_Task description_: What lines of the data hold the string "Review"? Pull each one out.

Collection entries
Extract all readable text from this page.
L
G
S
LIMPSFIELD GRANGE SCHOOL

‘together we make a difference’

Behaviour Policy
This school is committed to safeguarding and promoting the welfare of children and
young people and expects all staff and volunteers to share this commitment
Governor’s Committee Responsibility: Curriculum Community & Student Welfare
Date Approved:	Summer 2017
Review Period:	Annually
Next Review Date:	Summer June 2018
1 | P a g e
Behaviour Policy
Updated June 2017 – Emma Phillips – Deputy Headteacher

_Full response_:
Review Period:	Annually
Next Review Date:	Summer June 2018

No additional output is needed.